#### Do this:
Repeat the material below exactly, line for line.

========================================================================

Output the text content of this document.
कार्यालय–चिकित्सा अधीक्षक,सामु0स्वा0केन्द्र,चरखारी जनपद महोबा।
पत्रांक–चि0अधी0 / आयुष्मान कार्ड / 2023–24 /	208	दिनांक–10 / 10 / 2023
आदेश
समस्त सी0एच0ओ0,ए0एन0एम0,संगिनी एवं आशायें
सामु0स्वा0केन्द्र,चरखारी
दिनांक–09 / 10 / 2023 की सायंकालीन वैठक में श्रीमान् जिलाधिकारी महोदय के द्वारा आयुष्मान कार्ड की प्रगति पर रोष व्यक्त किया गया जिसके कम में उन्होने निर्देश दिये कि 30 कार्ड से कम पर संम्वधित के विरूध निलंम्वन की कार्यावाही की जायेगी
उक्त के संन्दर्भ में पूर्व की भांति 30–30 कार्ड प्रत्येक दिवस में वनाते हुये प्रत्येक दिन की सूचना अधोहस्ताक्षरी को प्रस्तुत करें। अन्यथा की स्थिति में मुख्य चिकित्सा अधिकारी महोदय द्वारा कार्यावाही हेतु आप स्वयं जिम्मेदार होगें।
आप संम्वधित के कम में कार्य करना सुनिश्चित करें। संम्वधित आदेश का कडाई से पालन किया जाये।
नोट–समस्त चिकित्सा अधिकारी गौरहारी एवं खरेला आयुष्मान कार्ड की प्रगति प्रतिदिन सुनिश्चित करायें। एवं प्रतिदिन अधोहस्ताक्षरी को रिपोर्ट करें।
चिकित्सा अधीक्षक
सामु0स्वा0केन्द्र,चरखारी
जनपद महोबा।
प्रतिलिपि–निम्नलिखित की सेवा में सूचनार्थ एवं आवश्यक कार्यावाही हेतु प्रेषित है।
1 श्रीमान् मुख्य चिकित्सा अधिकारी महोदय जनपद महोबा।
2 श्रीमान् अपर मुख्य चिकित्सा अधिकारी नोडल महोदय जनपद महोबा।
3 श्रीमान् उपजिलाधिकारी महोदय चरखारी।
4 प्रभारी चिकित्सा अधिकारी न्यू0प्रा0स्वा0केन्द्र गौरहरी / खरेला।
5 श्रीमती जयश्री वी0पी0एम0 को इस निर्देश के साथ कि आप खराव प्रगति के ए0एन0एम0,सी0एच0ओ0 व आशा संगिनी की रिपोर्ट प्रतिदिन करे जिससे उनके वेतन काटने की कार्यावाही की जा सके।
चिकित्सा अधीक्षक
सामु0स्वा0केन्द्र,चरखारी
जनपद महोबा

========================================================================

#### Exercise solution:
Output the text content of this document.
कार्यालय–चिकित्सा अधीक्षक,सामु0स्वा0केन्द्र,चरखारी जनपद महोबा।
पत्रांक–चि0अधी0 / आयुष्मान कार्ड / 2023–24 /	208	दिनांक–10 / 10 / 2023
आदेश
समस्त सी0एच0ओ0,ए0एन0एम0,संगिनी एवं आशायें
सामु0स्वा0केन्द्र,चरखारी
दिनांक–09 / 10 / 2023 की सायंकालीन वैठक में श्रीमान् जिलाधिकारी महोदय के द्वारा आयुष्मान कार्ड की प्रगति पर रोष व्यक्त किया गया जिसके कम में उन्होने निर्देश दिये कि 30 कार्ड से कम पर संम्वधित के विरूध निलंम्वन की कार्यावाही की जायेगी
उक्त के संन्दर्भ में पूर्व की भांति 30–30 कार्ड प्रत्येक दिवस में वनाते हुये प्रत्येक दिन की सूचना अधोहस्ताक्षरी को प्रस्तुत करें। अन्यथा की स्थिति में मुख्य चिकित्सा अधिकारी महोदय द्वारा कार्यावाही हेतु आप स्वयं जिम्मेदार होगें।
आप संम्वधित के कम में कार्य करना सुनिश्चित करें। संम्वधित आदेश का कडाई से पालन किया जाये।
नोट–समस्त चिकित्सा अधिकारी गौरहारी एवं खरेला आयुष्मान कार्ड की प्रगति प्रतिदिन सुनिश्चित करायें। एवं प्रतिदिन अधोहस्ताक्षरी को रिपोर्ट करें।
चिकित्सा अधीक्षक
सामु0स्वा0केन्द्र,चरखारी
जनपद महोबा।
प्रतिलिपि–निम्नलिखित की सेवा में सूचनार्थ एवं आवश्यक कार्यावाही हेतु प्रेषित है।
1 श्रीमान् मुख्य चिकित्सा अधिकारी महोदय जनपद महोबा।
2 श्रीमान् अपर मुख्य चिकित्सा अधिकारी नोडल महोदय जनपद महोबा।
3 श्रीमान् उपजिलाधिकारी महोदय चरखारी।
4 प्रभारी चिकित्सा अधिकारी न्यू0प्रा0स्वा0केन्द्र गौरहरी / खरेला।
5 श्रीमती जयश्री वी0पी0एम0 को इस निर्देश के साथ कि आप खराव प्रगति के ए0एन0एम0,सी0एच0ओ0 व आशा संगिनी की रिपोर्ट प्रतिदिन करे जिससे उनके वेतन काटने की कार्यावाही की जा सके।
चिकित्सा अधीक्षक
सामु0स्वा0केन्द्र,चरखारी
जनपद महोबा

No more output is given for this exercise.